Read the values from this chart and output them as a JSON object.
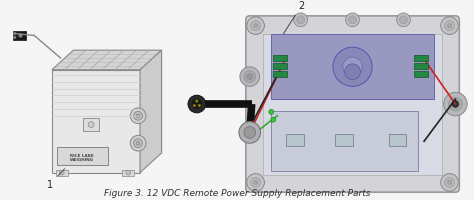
{
  "title": "Figure 3. 12 VDC Remote Power Supply Replacement Parts",
  "title_fontsize": 6.5,
  "title_style": "italic",
  "bg_color": "#f5f5f5",
  "fig_width": 4.74,
  "fig_height": 2.01,
  "label1": "1",
  "label2": "2",
  "box_face": "#e8e8e8",
  "box_top": "#d4d4d4",
  "box_right": "#cccccc",
  "box_edge": "#888888",
  "right_box_outer": "#c8c8cc",
  "right_box_inner_bg": "#d0d2dc",
  "right_inner_light": "#dcdee8",
  "board_purple": "#9898c0",
  "board_purple2": "#a0a0c8",
  "board_lower": "#c8ccd8",
  "green_terminal": "#228844",
  "wire_red": "#cc2222",
  "wire_green": "#33aa33",
  "wire_black": "#222222",
  "wire_red2": "#dd3333",
  "connector_dark": "#1a1a1a",
  "plug_gray": "#555555",
  "plug_gold": "#aaa000",
  "fitting_gray": "#aaaaaa",
  "fitting_dark": "#888888"
}
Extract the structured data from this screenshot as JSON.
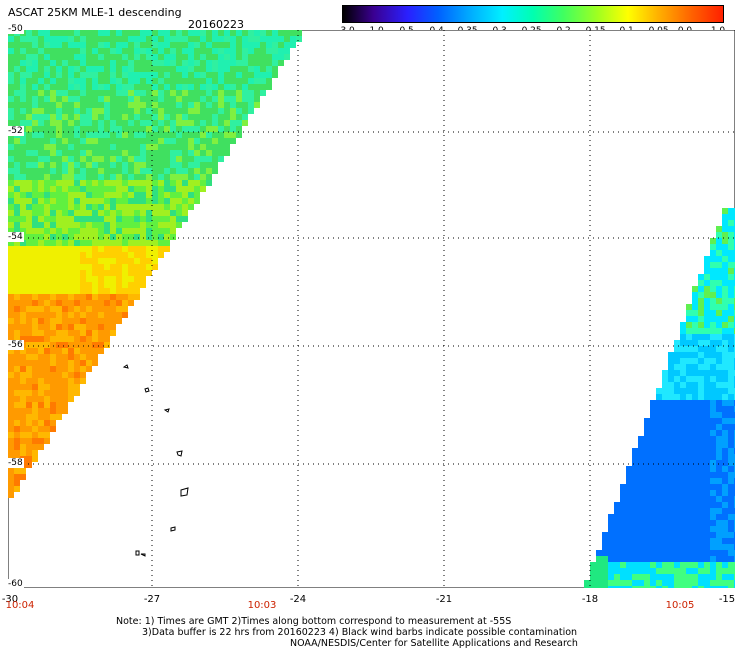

## Problem to work on
Every entry must be written out exactly, with all pictures left out.

## Response to the exercise
Read the values from this chart and output them as a JSON object.
{
  "title": "Figure 3. 12 VDC Remote Power Supply Replacement Parts",
  "title_fontsize": 6.5,
  "title_style": "italic",
  "bg_color": "#f5f5f5",
  "fig_width": 4.74,
  "fig_height": 2.01,
  "label1": "1",
  "label2": "2",
  "box_face": "#e8e8e8",
  "box_top": "#d4d4d4",
  "box_right": "#cccccc",
  "box_edge": "#888888",
  "right_box_outer": "#c8c8cc",
  "right_box_inner_bg": "#d0d2dc",
  "right_inner_light": "#dcdee8",
  "board_purple": "#9898c0",
  "board_purple2": "#a0a0c8",
  "board_lower": "#c8ccd8",
  "green_terminal": "#228844",
  "wire_red": "#cc2222",
  "wire_green": "#33aa33",
  "wire_black": "#222222",
  "wire_red2": "#dd3333",
  "connector_dark": "#1a1a1a",
  "plug_gray": "#555555",
  "plug_gold": "#aaa000",
  "fitting_gray": "#aaaaaa",
  "fitting_dark": "#888888"
}
Extract the structured data from this screenshot as JSON.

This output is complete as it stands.